PROBLEM TO WORK ON >>
Without the images, output each record below as it stands.

DATASET ENTRIES >>
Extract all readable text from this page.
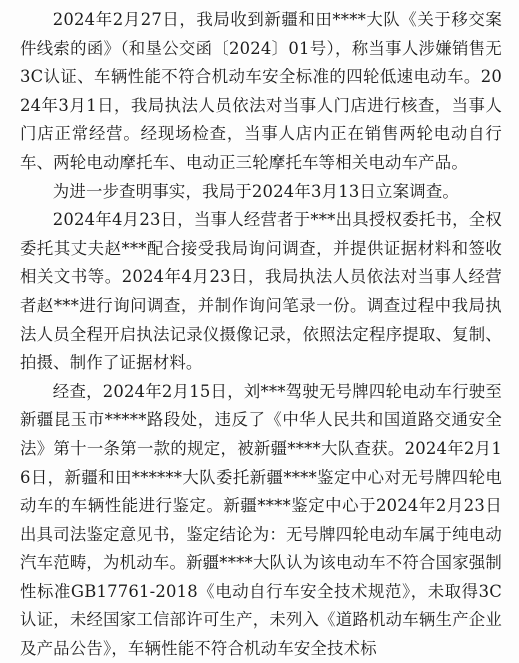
2024年2月27日，我局收到新疆和田****大队《关于移交案件线索的函》（和垦公交函〔2024〕01号），称当事人涉嫌销售无3C认证、车辆性能不符合机动车安全标准的四轮低速电动车。2024年3月1日，我局执法人员依法对当事人门店进行核查，当事人门店正常经营。经现场检查，当事人店内正在销售两轮电动自行车、两轮电动摩托车、电动正三轮摩托车等相关电动车产品。

为进一步查明事实，我局于2024年3月13日立案调查。

2024年4月23日，当事人经营者于***出具授权委托书，全权委托其丈夫赵***配合接受我局询问调查，并提供证据材料和签收相关文书等。2024年4月23日，我局执法人员依法对当事人经营者赵***进行询问调查，并制作询问笔录一份。调查过程中我局执法人员全程开启执法记录仪摄像记录，依照法定程序提取、复制、拍摄、制作了证据材料。

经查，2024年2月15日，刘***驾驶无号牌四轮电动车行驶至新疆昆玉市*****路段处，违反了《中华人民共和国道路交通安全法》第十一条第一款的规定，被新疆****大队查获。2024年2月16日，新疆和田******大队委托新疆****鉴定中心对无号牌四轮电动车的车辆性能进行鉴定。新疆****鉴定中心于2024年2月23日出具司法鉴定意见书，鉴定结论为：无号牌四轮电动车属于纯电动汽车范畴，为机动车。新疆****大队认为该电动车不符合国家强制性标准GB17761-2018《电动自行车安全技术规范》，未取得3C认证，未经国家工信部许可生产，未列入《道路机动车辆生产企业及产品公告》，车辆性能不符合机动车安全技术标
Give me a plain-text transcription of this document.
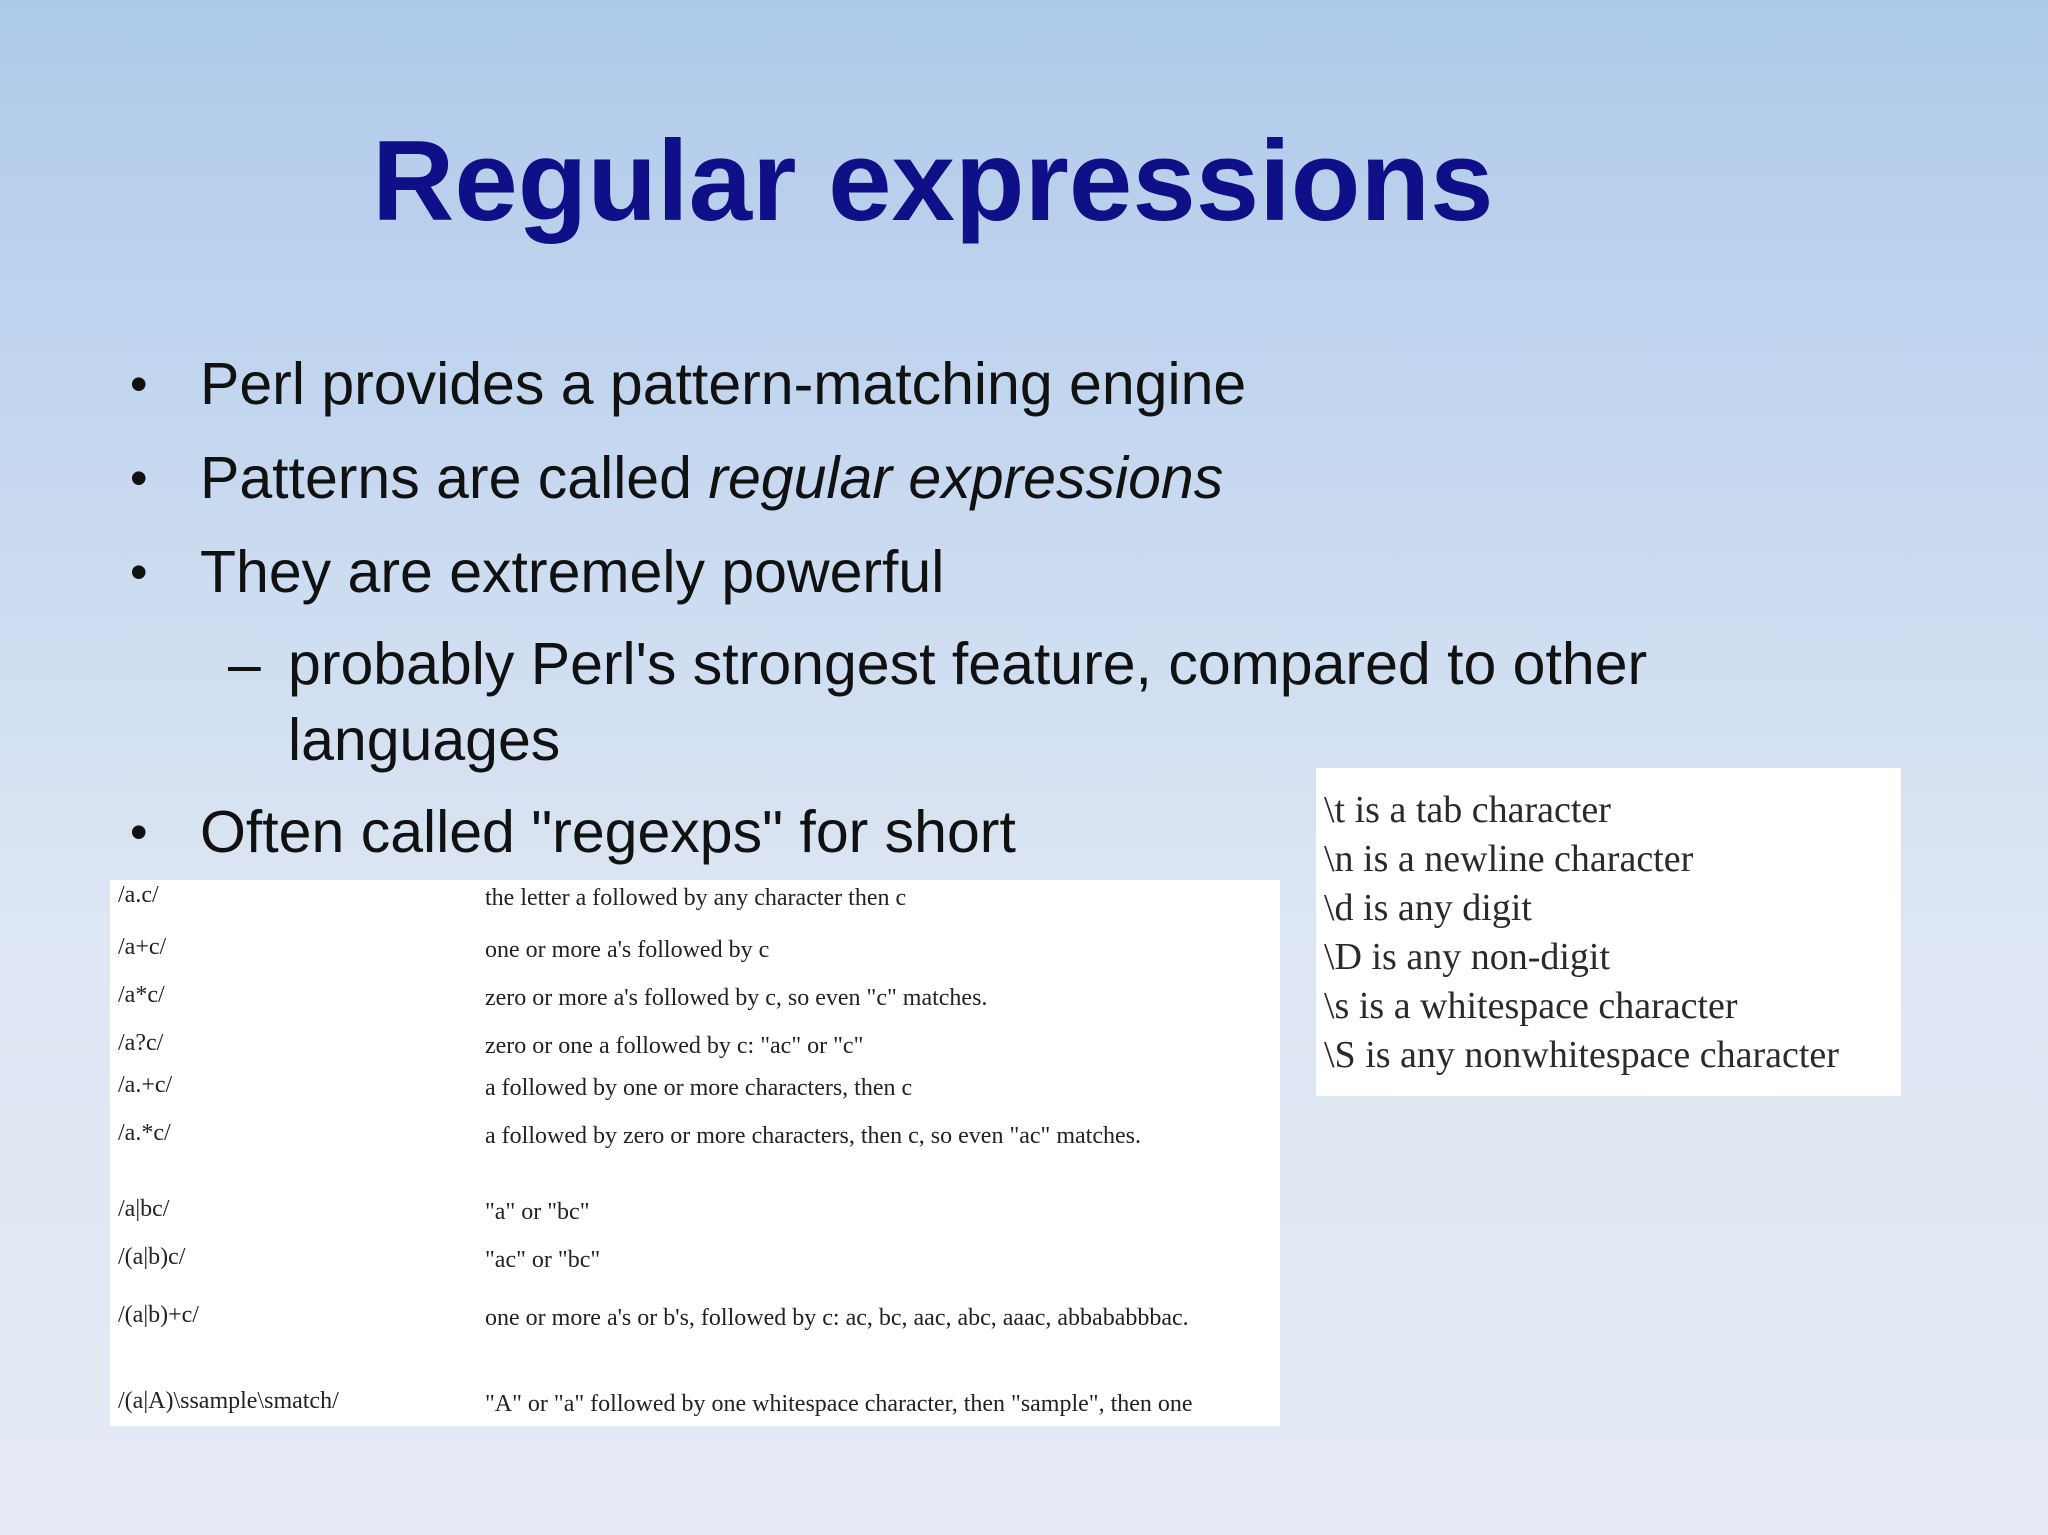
Regular expressions
• Perl provides a pattern-matching engine
• Patterns are called regular expressions
• They are extremely powerful
– probably Perl's strongest feature, compared to other languages
• Often called "regexps" for short
/a.c/	the letter a followed by any character then c
/a+c/	one or more a's followed by c
/a*c/	zero or more a's followed by c, so even "c" matches.
/a?c/	zero or one a followed by c: "ac" or "c"
/a.+c/	a followed by one or more characters, then c
/a.*c/	a followed by zero or more characters, then c, so even "ac" matches.
/a|bc/	"a" or "bc"
/(a|b)c/	"ac" or "bc"
/(a|b)+c/	one or more a's or b's, followed by c: ac, bc, aac, abc, aaac, abbababbbac.
/(a|A)\ssample\smatch/	"A" or "a" followed by one whitespace character, then "sample", then one
\t is a tab character
\n is a newline character
\d is any digit
\D is any non-digit
\s is a whitespace character
\S is any nonwhitespace character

ANSWER BELOW >>
Extract all readable text from this page.
2024年2月27日，我局收到新疆和田****大队《关于移交案件线索的函》（和垦公交函〔2024〕01号），称当事人涉嫌销售无3C认证、车辆性能不符合机动车安全标准的四轮低速电动车。2024年3月1日，我局执法人员依法对当事人门店进行核查，当事人门店正常经营。经现场检查，当事人店内正在销售两轮电动自行车、两轮电动摩托车、电动正三轮摩托车等相关电动车产品。

为进一步查明事实，我局于2024年3月13日立案调查。

2024年4月23日，当事人经营者于***出具授权委托书，全权委托其丈夫赵***配合接受我局询问调查，并提供证据材料和签收相关文书等。2024年4月23日，我局执法人员依法对当事人经营者赵***进行询问调查，并制作询问笔录一份。调查过程中我局执法人员全程开启执法记录仪摄像记录，依照法定程序提取、复制、拍摄、制作了证据材料。

经查，2024年2月15日，刘***驾驶无号牌四轮电动车行驶至新疆昆玉市*****路段处，违反了《中华人民共和国道路交通安全法》第十一条第一款的规定，被新疆****大队查获。2024年2月16日，新疆和田******大队委托新疆****鉴定中心对无号牌四轮电动车的车辆性能进行鉴定。新疆****鉴定中心于2024年2月23日出具司法鉴定意见书，鉴定结论为：无号牌四轮电动车属于纯电动汽车范畴，为机动车。新疆****大队认为该电动车不符合国家强制性标准GB17761-2018《电动自行车安全技术规范》，未取得3C认证，未经国家工信部许可生产，未列入《道路机动车辆生产企业及产品公告》，车辆性能不符合机动车安全技术标
Give me a plain-text transcription of this document.
Regular expressions
• Perl provides a pattern-matching engine
• Patterns are called regular expressions
• They are extremely powerful
– probably Perl's strongest feature, compared to other languages
• Often called "regexps" for short
/a.c/	the letter a followed by any character then c
/a+c/	one or more a's followed by c
/a*c/	zero or more a's followed by c, so even "c" matches.
/a?c/	zero or one a followed by c: "ac" or "c"
/a.+c/	a followed by one or more characters, then c
/a.*c/	a followed by zero or more characters, then c, so even "ac" matches.
/a|bc/	"a" or "bc"
/(a|b)c/	"ac" or "bc"
/(a|b)+c/	one or more a's or b's, followed by c: ac, bc, aac, abc, aaac, abbababbbac.
/(a|A)\ssample\smatch/	"A" or "a" followed by one whitespace character, then "sample", then one
\t is a tab character
\n is a newline character
\d is any digit
\D is any non-digit
\s is a whitespace character
\S is any nonwhitespace character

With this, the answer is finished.